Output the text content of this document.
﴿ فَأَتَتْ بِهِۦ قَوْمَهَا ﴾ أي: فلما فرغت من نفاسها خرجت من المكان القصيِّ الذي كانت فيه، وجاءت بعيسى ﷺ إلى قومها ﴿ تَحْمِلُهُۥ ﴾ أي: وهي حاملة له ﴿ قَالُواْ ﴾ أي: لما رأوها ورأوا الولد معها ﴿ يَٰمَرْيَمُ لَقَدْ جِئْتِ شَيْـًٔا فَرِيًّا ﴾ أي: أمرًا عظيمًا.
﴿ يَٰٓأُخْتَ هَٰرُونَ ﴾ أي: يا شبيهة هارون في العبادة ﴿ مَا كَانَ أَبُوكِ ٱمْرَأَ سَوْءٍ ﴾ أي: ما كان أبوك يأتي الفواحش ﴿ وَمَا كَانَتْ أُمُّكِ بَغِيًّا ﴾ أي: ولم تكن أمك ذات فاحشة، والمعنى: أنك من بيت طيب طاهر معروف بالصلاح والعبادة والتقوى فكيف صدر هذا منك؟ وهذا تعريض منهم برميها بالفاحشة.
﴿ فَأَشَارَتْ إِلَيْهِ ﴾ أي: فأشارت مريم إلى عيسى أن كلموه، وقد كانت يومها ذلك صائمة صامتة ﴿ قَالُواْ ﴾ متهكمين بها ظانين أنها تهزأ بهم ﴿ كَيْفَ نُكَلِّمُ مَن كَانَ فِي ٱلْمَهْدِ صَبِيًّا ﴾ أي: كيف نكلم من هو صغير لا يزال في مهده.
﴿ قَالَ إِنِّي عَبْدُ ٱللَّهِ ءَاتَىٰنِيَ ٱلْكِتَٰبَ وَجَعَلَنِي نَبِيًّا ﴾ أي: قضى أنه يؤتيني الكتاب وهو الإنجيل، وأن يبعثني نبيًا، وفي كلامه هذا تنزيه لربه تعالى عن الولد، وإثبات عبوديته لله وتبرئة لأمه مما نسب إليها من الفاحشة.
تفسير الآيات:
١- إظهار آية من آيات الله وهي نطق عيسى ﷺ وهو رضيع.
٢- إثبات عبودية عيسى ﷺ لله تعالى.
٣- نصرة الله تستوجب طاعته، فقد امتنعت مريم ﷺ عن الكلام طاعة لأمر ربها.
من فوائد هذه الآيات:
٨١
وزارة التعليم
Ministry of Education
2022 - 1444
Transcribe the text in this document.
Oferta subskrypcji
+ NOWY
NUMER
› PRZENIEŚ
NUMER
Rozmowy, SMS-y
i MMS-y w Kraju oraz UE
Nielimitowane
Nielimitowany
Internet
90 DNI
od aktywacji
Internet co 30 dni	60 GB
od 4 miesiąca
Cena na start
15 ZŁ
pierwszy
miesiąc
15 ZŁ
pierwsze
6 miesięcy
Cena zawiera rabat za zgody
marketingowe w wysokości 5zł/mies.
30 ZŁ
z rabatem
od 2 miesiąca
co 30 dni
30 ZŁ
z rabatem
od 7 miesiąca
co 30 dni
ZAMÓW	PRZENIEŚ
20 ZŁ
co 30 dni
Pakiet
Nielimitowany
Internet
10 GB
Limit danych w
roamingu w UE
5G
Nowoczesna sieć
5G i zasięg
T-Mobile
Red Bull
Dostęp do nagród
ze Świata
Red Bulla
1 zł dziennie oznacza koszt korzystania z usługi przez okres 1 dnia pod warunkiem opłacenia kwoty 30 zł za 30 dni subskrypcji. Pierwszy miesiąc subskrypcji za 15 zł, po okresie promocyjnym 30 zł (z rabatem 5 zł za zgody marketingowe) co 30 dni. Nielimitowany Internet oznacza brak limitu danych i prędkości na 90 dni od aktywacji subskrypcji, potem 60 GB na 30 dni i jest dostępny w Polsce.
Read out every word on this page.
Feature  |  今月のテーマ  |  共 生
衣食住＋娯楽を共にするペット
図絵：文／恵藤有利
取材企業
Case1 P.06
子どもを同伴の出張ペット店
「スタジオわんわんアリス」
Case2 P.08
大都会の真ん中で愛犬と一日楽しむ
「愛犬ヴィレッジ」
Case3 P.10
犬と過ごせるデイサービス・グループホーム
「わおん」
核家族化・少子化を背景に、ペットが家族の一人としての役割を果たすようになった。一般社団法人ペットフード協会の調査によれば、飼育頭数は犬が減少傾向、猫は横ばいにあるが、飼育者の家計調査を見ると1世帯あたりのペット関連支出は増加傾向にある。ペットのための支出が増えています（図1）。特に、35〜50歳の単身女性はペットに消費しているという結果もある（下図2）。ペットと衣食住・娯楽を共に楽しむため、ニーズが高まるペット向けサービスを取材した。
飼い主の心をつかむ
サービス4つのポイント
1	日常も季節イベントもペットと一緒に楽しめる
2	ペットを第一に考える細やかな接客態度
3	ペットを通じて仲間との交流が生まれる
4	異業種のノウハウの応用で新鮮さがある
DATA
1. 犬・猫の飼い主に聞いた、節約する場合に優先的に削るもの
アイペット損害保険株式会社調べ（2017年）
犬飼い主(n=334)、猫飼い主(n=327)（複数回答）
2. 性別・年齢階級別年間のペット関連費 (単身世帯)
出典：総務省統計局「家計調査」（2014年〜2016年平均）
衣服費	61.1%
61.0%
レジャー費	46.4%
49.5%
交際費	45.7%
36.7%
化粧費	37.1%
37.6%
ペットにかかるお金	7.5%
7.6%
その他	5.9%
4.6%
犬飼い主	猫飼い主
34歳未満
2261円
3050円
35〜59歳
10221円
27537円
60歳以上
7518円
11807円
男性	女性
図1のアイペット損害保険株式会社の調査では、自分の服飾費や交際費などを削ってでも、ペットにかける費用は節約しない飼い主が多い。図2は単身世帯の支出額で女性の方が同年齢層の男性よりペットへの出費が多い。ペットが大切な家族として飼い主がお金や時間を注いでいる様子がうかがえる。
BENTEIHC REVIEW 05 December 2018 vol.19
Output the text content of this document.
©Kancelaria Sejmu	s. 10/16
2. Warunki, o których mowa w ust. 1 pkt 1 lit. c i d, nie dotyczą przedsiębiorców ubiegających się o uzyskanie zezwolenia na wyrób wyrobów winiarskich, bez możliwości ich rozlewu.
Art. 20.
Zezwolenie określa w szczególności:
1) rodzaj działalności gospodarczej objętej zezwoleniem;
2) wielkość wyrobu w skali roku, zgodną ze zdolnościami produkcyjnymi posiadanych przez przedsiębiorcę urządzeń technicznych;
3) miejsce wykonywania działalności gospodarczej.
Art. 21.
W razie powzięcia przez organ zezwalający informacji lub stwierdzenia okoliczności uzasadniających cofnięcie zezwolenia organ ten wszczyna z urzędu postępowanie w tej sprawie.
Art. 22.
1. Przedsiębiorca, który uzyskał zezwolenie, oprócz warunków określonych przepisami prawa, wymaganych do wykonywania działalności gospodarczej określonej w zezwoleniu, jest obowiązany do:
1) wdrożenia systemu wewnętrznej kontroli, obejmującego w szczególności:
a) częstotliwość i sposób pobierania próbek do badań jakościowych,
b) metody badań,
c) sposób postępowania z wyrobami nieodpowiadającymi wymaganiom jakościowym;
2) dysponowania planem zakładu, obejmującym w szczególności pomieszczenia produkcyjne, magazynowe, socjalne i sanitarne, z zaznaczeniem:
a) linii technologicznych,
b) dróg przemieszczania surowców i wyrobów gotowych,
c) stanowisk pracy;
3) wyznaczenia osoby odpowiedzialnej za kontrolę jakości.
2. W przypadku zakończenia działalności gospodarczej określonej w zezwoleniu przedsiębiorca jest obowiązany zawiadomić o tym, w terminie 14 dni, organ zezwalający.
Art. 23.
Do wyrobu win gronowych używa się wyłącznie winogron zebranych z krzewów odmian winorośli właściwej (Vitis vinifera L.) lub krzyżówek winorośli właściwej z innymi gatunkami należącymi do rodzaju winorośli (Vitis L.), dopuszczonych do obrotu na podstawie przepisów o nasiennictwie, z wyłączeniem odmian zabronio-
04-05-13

....................

EXERCISE INSTRUCTIONS
From the entries, report each line that includes the word "miesiąca".

RESULT
od 4 miesiąca
od 2 miesiąca
od 7 miesiąca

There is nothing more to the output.